What the task asks:
Write out every entry exactly as given, but omit the pictures.

Material for this task:
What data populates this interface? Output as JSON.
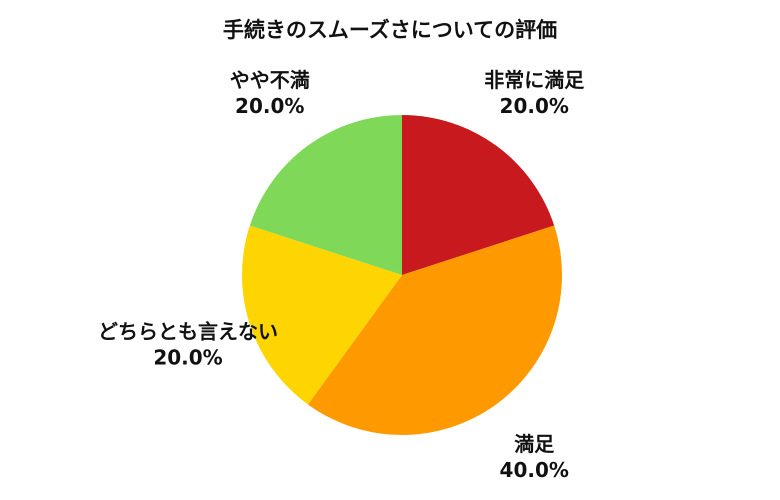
{
  "chart_data": {
    "type": "pie",
    "title": "手続きのスムーズさについての評価",
    "slices": [
      {
        "label": "非常に満足",
        "value": 20.0,
        "value_label": "20.0%",
        "color": "#c8191f"
      },
      {
        "label": "満足",
        "value": 40.0,
        "value_label": "40.0%",
        "color": "#ff9900"
      },
      {
        "label": "どちらとも言えない",
        "value": 20.0,
        "value_label": "20.0%",
        "color": "#ffd500"
      },
      {
        "label": "やや不満",
        "value": 20.0,
        "value_label": "20.0%",
        "color": "#7fd857"
      }
    ],
    "start_angle": "12 o'clock",
    "direction": "clockwise"
  }
}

Worked solution:
What data populates this interface? Output as JSON.
{
  "chart_data": {
    "type": "pie",
    "title": "手続きのスムーズさについての評価",
    "slices": [
      {
        "label": "非常に満足",
        "value": 20.0,
        "value_label": "20.0%",
        "color": "#c8191f"
      },
      {
        "label": "満足",
        "value": 40.0,
        "value_label": "40.0%",
        "color": "#ff9900"
      },
      {
        "label": "どちらとも言えない",
        "value": 20.0,
        "value_label": "20.0%",
        "color": "#ffd500"
      },
      {
        "label": "やや不満",
        "value": 20.0,
        "value_label": "20.0%",
        "color": "#7fd857"
      }
    ],
    "start_angle": "12 o'clock",
    "direction": "clockwise"
  }
}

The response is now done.